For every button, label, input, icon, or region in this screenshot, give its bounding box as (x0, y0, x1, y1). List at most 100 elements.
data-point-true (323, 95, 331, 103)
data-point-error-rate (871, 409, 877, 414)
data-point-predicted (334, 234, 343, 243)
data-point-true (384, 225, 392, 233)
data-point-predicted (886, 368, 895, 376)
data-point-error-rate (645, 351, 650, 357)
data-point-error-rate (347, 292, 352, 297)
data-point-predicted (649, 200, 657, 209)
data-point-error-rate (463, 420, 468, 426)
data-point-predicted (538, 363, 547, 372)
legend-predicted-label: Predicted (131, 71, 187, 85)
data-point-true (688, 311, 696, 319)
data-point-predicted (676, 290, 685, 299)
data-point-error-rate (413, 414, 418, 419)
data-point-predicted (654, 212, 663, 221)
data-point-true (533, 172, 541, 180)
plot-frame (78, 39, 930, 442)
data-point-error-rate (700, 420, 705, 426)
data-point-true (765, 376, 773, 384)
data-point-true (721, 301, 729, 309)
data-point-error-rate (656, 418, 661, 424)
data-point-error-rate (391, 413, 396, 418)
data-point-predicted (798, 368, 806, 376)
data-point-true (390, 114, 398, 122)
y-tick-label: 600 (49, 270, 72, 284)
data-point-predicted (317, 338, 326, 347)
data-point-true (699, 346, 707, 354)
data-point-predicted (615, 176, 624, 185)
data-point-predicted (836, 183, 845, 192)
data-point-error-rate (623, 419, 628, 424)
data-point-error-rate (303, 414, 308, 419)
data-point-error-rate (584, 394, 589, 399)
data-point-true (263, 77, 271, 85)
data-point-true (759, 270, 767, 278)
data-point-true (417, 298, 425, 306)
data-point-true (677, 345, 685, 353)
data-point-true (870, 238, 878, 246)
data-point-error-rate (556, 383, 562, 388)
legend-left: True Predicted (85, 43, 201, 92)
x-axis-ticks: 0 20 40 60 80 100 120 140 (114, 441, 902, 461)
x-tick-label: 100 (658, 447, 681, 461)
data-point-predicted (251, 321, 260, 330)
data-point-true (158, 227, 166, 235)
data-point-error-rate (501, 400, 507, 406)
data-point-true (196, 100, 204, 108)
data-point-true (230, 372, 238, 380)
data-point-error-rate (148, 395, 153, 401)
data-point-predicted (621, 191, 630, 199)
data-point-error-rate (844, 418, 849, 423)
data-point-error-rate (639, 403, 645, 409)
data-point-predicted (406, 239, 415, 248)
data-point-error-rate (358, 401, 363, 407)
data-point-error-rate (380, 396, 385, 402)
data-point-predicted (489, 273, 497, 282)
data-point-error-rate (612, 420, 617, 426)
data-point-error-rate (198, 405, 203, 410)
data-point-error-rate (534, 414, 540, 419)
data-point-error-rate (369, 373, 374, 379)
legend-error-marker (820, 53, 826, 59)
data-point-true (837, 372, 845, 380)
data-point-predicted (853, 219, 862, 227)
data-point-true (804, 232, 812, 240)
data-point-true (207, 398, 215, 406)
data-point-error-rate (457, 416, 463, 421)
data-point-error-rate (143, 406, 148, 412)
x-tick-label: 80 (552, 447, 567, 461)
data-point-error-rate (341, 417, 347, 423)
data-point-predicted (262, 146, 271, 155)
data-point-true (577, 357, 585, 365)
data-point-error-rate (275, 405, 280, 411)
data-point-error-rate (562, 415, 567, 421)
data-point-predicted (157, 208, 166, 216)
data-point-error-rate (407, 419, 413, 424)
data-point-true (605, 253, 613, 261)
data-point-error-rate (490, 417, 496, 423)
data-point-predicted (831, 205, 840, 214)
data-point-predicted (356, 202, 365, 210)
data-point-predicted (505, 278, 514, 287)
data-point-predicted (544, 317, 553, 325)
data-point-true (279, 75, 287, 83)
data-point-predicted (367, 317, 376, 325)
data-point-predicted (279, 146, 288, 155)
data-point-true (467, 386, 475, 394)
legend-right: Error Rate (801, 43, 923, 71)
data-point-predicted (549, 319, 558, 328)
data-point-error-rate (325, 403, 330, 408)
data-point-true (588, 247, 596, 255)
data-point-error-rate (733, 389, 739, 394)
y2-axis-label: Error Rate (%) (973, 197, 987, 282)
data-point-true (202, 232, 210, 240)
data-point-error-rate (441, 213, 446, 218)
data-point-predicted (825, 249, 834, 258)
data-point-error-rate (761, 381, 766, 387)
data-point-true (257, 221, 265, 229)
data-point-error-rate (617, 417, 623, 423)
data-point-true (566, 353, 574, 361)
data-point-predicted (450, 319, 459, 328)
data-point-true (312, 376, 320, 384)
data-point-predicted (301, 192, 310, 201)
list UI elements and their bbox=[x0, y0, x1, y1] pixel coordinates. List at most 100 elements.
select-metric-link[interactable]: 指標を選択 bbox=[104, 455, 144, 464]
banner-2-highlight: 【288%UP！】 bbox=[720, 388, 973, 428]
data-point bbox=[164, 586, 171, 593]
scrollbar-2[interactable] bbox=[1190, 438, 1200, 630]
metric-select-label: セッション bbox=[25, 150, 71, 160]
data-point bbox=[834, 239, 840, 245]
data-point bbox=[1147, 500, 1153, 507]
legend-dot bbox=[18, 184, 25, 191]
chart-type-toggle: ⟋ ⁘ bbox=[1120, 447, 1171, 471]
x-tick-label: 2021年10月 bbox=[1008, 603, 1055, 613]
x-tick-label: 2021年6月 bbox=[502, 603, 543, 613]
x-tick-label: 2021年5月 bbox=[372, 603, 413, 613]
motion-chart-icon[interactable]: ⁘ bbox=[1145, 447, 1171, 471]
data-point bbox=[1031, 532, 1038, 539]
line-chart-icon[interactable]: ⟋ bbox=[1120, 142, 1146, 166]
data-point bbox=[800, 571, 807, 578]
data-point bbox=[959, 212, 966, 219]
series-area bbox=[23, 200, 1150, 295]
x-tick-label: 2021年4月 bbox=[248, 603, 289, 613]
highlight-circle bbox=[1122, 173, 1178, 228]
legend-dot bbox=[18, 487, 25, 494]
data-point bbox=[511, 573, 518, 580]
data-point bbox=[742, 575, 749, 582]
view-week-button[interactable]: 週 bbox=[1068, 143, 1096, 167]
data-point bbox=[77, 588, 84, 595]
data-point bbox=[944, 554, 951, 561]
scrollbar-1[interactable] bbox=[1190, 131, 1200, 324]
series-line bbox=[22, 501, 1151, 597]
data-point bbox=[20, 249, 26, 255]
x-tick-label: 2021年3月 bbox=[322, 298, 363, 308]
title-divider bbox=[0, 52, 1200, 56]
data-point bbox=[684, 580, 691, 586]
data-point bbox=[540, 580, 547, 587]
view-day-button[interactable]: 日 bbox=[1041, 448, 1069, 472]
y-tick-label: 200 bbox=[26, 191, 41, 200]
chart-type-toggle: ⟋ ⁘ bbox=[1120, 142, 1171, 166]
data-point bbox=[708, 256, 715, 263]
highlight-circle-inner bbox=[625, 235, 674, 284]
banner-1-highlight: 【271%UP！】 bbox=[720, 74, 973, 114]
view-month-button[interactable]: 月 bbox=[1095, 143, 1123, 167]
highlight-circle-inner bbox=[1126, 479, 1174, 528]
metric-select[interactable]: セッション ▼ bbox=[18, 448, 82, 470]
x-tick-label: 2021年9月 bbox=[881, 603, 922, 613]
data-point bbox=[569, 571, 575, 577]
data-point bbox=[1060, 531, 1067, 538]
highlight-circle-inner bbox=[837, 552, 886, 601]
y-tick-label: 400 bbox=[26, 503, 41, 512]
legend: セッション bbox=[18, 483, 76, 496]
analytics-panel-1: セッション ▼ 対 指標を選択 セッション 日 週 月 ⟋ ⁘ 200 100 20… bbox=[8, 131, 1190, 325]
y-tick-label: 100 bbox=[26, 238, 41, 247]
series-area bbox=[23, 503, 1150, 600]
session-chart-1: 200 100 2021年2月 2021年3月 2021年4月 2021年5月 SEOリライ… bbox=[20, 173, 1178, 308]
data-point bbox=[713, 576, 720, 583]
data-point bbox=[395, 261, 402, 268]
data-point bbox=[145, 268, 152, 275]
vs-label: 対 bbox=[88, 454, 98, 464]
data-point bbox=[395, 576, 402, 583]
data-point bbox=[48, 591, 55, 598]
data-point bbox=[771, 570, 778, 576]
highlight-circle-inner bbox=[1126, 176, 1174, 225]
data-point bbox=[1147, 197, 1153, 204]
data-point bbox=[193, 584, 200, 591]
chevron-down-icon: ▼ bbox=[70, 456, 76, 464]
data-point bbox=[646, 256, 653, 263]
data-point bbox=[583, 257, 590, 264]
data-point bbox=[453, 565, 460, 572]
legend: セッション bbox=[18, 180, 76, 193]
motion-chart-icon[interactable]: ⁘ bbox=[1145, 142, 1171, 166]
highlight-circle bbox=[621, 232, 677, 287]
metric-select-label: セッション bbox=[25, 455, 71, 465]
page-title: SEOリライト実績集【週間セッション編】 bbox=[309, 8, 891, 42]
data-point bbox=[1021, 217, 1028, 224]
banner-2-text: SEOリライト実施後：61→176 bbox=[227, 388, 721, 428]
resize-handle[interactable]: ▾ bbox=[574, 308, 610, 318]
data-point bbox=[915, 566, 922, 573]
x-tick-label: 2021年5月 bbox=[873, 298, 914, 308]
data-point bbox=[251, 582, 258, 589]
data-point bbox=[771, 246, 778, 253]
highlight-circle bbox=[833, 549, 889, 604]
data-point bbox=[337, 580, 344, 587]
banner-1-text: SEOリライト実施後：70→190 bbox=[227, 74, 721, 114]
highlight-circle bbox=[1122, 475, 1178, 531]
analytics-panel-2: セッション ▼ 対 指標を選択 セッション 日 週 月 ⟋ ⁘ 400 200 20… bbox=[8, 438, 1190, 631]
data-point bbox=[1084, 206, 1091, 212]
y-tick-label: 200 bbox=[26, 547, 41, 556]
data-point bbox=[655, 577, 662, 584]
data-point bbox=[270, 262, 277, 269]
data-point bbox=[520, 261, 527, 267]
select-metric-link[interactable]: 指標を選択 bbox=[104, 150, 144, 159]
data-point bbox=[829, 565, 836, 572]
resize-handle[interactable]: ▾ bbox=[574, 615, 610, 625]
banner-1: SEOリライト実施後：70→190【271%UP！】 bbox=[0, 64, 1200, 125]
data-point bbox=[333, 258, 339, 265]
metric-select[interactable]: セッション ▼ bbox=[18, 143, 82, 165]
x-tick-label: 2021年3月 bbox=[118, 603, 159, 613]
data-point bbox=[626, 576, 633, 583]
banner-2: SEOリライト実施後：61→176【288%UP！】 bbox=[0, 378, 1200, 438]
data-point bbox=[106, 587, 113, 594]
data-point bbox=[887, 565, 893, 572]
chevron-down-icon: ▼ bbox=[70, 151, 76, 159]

- Written exercise
Copy the entries word for word, from the first line through the line that contains "data-point-error-rate (556, 383, 562, 388)", including both of those lines.

- Expected answer
For every button, label, input, icon, or region in this screenshot, give its bounding box as (x0, y0, x1, y1). List at most 100 elements.
data-point-true (323, 95, 331, 103)
data-point-error-rate (871, 409, 877, 414)
data-point-predicted (334, 234, 343, 243)
data-point-true (384, 225, 392, 233)
data-point-predicted (886, 368, 895, 376)
data-point-error-rate (645, 351, 650, 357)
data-point-error-rate (347, 292, 352, 297)
data-point-predicted (649, 200, 657, 209)
data-point-error-rate (463, 420, 468, 426)
data-point-predicted (538, 363, 547, 372)
legend-predicted-label: Predicted (131, 71, 187, 85)
data-point-true (688, 311, 696, 319)
data-point-predicted (676, 290, 685, 299)
data-point-error-rate (413, 414, 418, 419)
data-point-predicted (654, 212, 663, 221)
data-point-true (533, 172, 541, 180)
plot-frame (78, 39, 930, 442)
data-point-error-rate (700, 420, 705, 426)
data-point-true (765, 376, 773, 384)
data-point-true (721, 301, 729, 309)
data-point-error-rate (656, 418, 661, 424)
data-point-error-rate (391, 413, 396, 418)
data-point-predicted (798, 368, 806, 376)
data-point-true (390, 114, 398, 122)
y-tick-label: 600 (49, 270, 72, 284)
data-point-predicted (317, 338, 326, 347)
data-point-true (699, 346, 707, 354)
data-point-predicted (615, 176, 624, 185)
data-point-predicted (836, 183, 845, 192)
data-point-error-rate (623, 419, 628, 424)
data-point-error-rate (303, 414, 308, 419)
data-point-error-rate (584, 394, 589, 399)
data-point-true (263, 77, 271, 85)
data-point-true (759, 270, 767, 278)
data-point-true (417, 298, 425, 306)
data-point-true (677, 345, 685, 353)
data-point-true (870, 238, 878, 246)
data-point-error-rate (556, 383, 562, 388)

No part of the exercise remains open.